Dataset excerpt:

= = = =

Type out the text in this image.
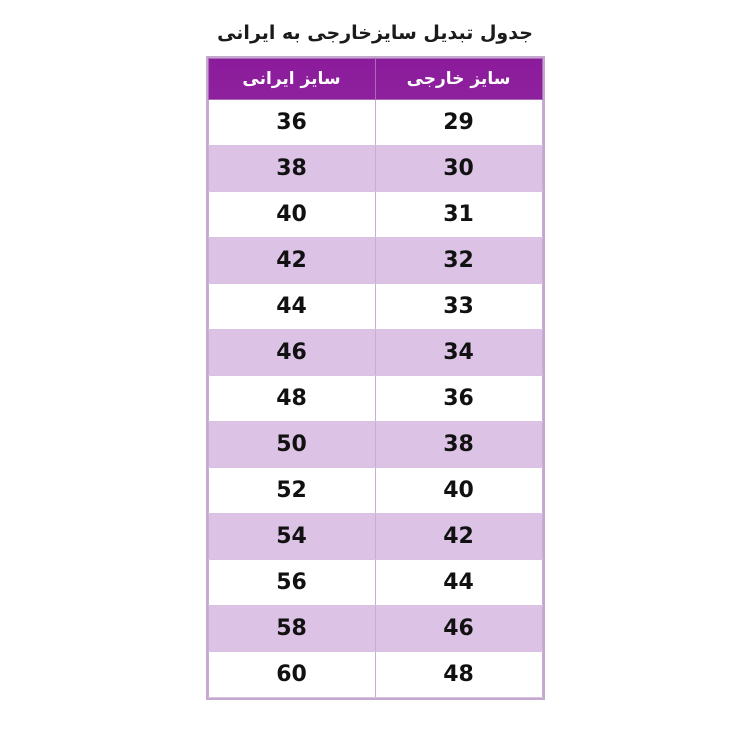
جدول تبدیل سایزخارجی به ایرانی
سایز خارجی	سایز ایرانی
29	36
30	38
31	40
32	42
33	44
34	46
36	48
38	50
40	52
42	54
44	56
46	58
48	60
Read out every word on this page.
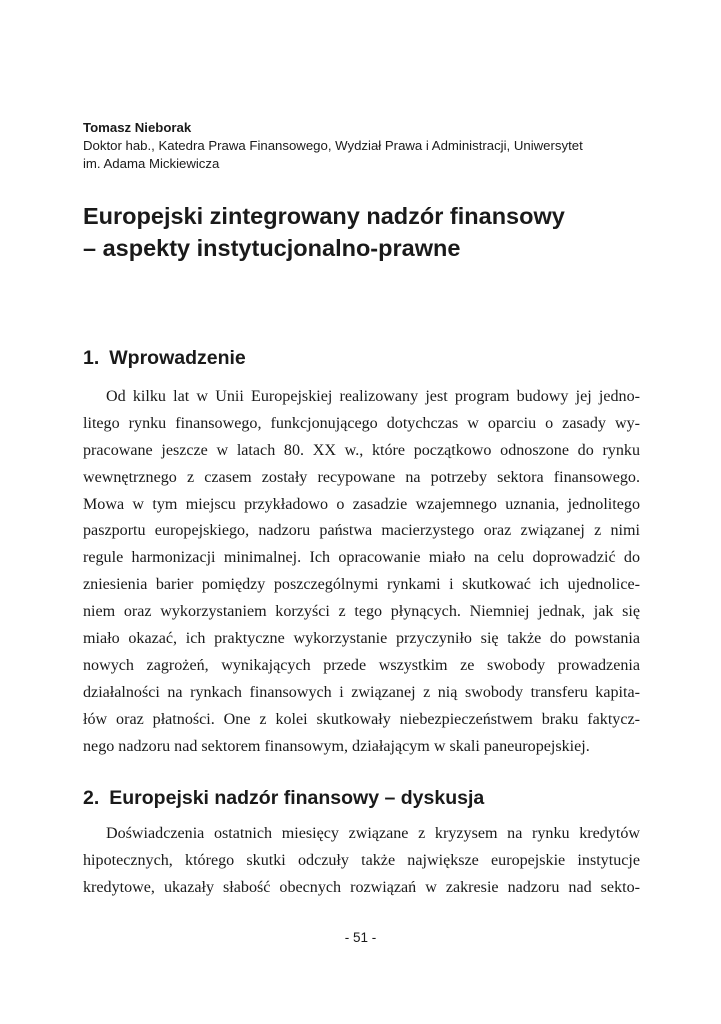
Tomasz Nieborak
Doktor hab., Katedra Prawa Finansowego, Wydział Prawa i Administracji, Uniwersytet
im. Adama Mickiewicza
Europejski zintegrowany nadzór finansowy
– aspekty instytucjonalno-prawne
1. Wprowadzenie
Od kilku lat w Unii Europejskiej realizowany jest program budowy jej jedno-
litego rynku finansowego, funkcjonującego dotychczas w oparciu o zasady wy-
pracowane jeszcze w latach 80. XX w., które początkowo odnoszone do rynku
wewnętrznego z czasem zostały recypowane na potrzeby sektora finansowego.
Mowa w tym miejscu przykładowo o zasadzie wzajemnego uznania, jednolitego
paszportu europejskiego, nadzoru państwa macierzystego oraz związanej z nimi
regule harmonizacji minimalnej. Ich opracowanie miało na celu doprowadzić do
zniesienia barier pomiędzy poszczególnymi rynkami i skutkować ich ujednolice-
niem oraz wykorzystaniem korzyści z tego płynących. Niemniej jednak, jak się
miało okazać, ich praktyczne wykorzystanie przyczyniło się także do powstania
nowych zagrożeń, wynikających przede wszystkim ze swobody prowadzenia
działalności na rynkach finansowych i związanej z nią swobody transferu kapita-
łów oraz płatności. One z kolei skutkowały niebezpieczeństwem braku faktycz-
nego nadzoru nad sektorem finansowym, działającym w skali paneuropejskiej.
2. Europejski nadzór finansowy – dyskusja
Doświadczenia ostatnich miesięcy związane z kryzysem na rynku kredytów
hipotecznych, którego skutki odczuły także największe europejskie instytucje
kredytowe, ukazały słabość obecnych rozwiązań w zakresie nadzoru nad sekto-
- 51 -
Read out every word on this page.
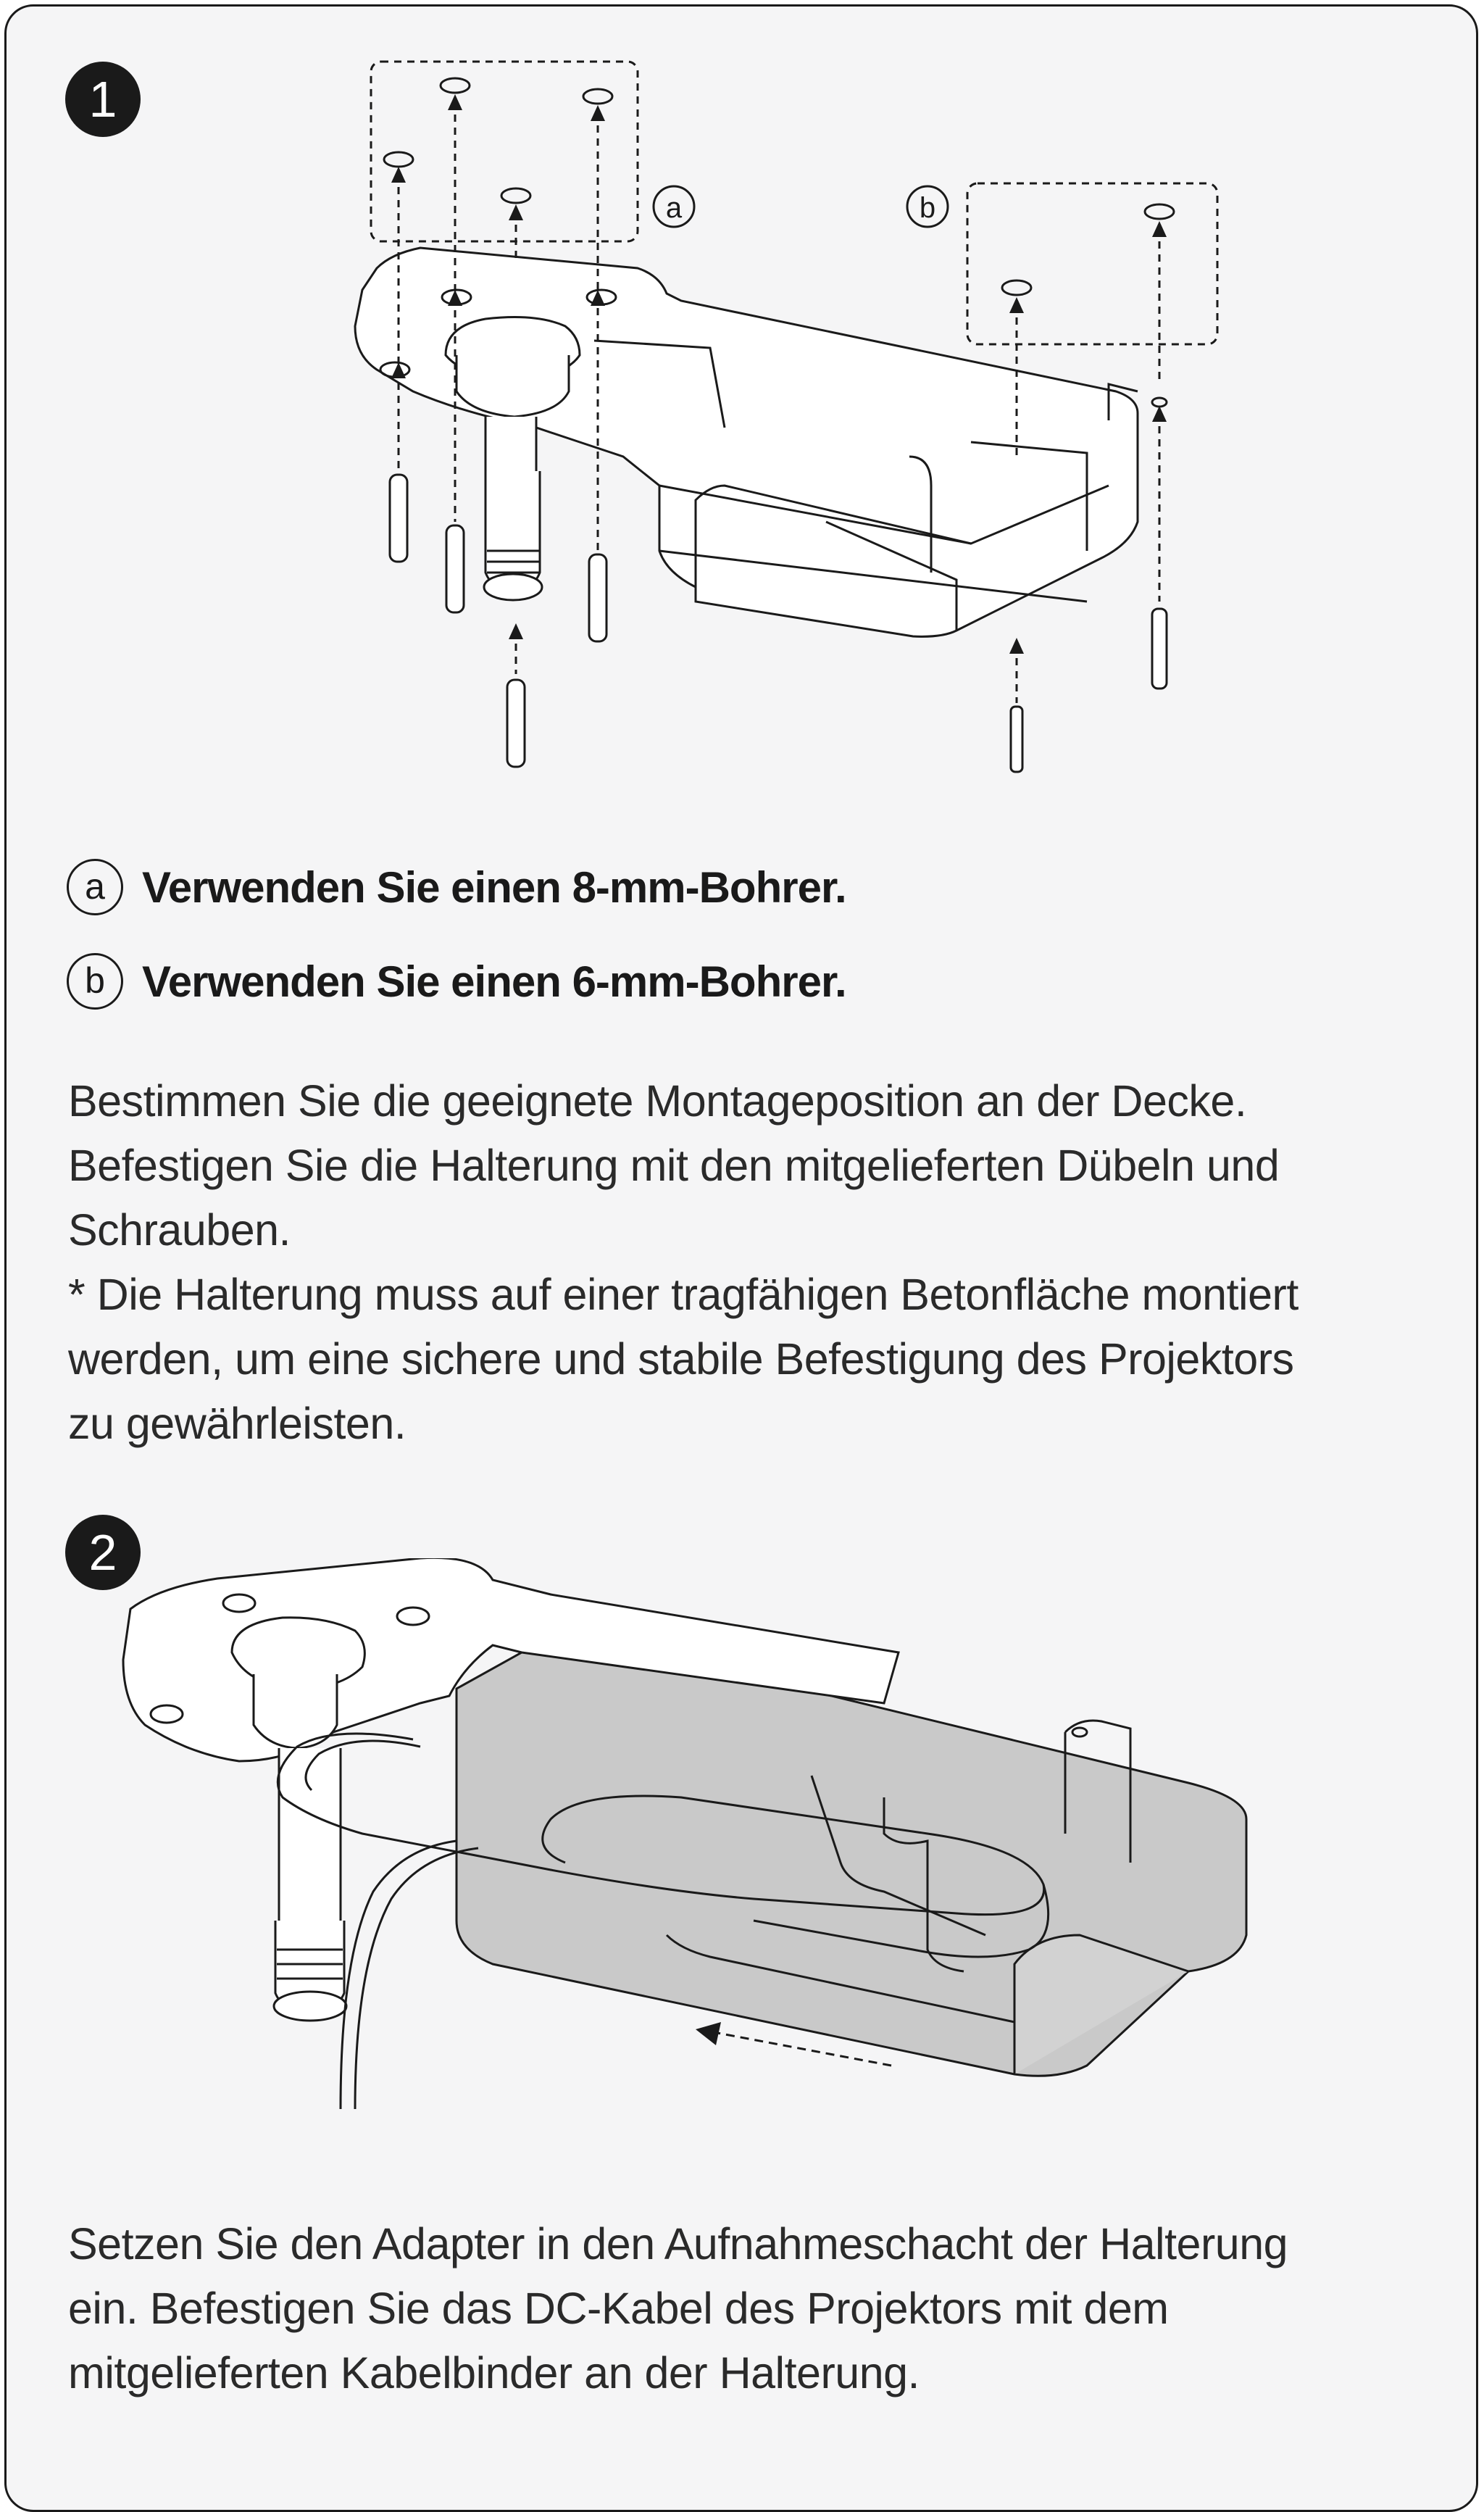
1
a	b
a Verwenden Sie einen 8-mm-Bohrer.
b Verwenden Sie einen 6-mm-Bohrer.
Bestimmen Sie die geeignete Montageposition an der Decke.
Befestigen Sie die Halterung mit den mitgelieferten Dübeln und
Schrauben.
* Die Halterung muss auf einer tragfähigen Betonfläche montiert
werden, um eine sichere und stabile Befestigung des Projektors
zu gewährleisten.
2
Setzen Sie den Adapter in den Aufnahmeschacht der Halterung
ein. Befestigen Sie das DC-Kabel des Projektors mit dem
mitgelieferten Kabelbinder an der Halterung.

= = = =

* _TO BE DONE_: Show every line where the string "oraz" appears.

* _OUTPUT_:
paszportu europejskiego, nadzoru państwa macierzystego oraz związanej z nimi
niem oraz wykorzystaniem korzyści z tego płynących. Niemniej jednak, jak się
łów oraz płatności. One z kolei skutkowały niebezpieczeństwem braku faktycz-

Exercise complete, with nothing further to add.